• _WHAT YOU ARE ASKED TO DO_
Extract all lines that hold the string "debt".

Extracted records:
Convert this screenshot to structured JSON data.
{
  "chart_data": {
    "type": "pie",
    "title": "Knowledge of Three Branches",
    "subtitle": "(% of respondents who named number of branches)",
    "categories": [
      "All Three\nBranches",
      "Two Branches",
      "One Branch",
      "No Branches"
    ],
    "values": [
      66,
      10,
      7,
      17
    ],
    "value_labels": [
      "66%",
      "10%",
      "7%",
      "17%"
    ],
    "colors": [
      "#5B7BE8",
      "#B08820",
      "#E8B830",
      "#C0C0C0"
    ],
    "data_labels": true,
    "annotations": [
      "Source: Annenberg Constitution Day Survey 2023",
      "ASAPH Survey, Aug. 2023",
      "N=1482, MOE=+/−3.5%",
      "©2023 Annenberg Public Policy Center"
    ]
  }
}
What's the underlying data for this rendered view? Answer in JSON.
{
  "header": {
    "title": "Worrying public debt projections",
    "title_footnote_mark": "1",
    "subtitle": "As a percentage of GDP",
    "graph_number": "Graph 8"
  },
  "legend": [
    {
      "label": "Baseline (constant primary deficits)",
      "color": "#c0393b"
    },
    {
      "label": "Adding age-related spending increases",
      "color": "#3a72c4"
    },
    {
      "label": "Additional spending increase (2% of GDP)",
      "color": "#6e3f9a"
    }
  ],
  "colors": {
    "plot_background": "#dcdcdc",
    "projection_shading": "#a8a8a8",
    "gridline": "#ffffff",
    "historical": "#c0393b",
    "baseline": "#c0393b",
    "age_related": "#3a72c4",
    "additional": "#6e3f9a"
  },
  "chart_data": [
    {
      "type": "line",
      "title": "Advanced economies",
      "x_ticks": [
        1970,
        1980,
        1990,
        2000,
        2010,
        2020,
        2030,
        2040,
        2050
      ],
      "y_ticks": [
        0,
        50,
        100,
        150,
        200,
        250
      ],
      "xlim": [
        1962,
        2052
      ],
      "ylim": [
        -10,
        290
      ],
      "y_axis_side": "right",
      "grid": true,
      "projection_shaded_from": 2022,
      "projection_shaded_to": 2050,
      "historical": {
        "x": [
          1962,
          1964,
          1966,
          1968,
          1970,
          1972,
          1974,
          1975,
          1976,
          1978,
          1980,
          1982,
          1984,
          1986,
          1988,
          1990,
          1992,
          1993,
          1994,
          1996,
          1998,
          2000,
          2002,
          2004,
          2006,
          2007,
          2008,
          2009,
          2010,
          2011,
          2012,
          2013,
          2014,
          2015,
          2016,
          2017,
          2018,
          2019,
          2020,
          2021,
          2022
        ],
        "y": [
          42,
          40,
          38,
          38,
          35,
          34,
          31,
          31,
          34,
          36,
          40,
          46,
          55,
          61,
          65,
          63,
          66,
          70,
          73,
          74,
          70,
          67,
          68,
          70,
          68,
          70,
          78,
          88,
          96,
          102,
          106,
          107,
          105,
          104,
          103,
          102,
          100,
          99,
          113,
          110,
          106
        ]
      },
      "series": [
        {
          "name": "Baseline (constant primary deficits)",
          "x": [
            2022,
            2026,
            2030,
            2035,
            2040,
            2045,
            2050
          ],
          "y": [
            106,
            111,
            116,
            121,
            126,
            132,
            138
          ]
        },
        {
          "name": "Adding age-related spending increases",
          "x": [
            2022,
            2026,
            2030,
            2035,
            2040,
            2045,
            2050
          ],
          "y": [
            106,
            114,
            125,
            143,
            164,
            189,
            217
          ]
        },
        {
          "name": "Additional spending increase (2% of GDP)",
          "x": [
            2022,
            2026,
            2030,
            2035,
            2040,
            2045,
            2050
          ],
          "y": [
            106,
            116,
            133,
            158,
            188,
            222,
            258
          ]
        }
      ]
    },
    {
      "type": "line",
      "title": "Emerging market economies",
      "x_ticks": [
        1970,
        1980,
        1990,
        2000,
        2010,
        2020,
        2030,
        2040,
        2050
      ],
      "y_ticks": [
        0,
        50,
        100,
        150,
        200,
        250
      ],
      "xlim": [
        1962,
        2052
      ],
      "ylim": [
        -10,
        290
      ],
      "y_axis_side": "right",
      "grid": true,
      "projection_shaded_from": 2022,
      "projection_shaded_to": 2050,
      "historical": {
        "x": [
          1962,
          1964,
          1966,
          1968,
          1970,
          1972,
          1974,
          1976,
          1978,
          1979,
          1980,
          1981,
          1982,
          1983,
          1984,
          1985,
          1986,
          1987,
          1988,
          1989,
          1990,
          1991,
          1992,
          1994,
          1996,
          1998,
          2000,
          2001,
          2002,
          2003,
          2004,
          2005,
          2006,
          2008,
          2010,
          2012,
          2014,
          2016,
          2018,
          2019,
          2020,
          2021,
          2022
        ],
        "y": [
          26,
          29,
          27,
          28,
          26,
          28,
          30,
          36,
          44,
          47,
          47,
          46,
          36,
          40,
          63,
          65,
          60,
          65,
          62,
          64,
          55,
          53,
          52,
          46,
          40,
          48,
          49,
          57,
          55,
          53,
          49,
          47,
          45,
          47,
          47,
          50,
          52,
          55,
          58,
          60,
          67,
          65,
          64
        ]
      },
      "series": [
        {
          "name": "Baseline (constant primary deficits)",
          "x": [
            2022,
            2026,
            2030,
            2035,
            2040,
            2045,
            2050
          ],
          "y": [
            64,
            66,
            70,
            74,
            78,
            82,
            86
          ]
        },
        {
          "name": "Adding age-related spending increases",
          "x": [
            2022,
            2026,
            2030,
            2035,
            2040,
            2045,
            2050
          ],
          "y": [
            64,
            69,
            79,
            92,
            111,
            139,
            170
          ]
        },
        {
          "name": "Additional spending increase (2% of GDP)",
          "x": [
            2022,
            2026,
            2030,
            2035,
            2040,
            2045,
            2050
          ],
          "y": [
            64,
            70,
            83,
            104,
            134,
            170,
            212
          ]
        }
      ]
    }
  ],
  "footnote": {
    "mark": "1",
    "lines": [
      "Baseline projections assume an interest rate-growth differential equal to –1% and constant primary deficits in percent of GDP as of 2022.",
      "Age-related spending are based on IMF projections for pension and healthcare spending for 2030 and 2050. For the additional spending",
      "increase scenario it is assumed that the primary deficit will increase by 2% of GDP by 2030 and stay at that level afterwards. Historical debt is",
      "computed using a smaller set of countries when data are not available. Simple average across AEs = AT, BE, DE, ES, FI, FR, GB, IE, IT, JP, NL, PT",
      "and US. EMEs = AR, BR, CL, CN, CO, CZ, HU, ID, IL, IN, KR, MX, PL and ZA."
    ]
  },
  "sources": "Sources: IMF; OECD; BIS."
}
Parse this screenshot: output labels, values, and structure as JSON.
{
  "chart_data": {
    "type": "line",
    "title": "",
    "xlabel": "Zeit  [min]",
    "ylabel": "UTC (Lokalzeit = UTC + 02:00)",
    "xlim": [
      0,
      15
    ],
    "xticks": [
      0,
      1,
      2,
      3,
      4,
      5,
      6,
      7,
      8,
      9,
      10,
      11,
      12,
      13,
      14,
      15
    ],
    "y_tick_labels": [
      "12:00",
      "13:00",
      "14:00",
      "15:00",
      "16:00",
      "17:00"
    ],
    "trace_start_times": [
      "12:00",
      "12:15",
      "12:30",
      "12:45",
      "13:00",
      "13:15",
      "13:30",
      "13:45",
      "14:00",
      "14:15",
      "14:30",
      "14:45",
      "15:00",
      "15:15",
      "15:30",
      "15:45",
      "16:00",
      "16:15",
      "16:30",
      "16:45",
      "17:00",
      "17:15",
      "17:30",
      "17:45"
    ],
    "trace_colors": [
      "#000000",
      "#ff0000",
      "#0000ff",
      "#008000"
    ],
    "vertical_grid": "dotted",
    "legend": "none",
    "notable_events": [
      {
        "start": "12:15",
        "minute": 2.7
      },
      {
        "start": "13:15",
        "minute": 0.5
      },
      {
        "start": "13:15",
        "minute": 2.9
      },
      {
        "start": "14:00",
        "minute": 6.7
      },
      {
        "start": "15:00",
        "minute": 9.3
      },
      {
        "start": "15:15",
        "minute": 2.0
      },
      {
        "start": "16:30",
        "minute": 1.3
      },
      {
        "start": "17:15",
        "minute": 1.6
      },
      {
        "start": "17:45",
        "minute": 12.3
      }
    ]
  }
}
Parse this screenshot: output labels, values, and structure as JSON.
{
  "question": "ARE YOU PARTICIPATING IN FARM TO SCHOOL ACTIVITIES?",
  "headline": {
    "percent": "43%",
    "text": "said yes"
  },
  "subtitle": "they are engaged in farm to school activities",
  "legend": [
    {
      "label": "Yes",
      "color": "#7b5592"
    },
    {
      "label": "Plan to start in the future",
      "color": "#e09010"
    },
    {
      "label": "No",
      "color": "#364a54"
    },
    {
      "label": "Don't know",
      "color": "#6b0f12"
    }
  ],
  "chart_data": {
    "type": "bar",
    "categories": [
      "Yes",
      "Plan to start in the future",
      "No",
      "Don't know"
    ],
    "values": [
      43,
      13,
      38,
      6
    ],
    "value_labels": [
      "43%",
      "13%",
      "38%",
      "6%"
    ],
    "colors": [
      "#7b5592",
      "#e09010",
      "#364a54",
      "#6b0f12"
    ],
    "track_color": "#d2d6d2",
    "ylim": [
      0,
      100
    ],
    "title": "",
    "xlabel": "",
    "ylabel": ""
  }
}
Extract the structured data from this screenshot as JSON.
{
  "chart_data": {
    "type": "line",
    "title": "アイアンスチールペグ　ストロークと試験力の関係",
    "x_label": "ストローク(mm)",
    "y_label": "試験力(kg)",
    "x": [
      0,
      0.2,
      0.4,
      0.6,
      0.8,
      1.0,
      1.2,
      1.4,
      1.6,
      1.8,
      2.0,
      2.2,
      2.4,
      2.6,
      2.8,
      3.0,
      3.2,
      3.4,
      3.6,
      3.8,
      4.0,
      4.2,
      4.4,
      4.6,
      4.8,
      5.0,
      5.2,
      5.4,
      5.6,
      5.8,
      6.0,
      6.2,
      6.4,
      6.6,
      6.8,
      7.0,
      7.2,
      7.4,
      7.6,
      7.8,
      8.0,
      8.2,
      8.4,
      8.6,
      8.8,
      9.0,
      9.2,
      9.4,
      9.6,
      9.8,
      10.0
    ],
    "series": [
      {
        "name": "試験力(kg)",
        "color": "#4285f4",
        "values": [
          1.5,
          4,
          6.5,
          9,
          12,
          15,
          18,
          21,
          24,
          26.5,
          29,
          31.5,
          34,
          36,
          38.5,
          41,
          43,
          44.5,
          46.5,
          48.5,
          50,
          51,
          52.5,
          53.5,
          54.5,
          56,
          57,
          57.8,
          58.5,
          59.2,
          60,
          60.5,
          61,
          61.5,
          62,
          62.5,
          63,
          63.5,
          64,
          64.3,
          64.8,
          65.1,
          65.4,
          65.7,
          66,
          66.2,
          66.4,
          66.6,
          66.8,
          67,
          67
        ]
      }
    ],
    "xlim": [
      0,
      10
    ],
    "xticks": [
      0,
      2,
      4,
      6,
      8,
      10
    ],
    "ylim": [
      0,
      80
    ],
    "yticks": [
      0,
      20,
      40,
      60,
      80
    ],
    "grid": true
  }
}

• _REPLY TO THE TASK_
    "title": "Worrying public debt projections",
      "increase scenario it is assumed that the primary deficit will increase by 2% of GDP by 2030 and stay at that level afterwards. Historical debt is",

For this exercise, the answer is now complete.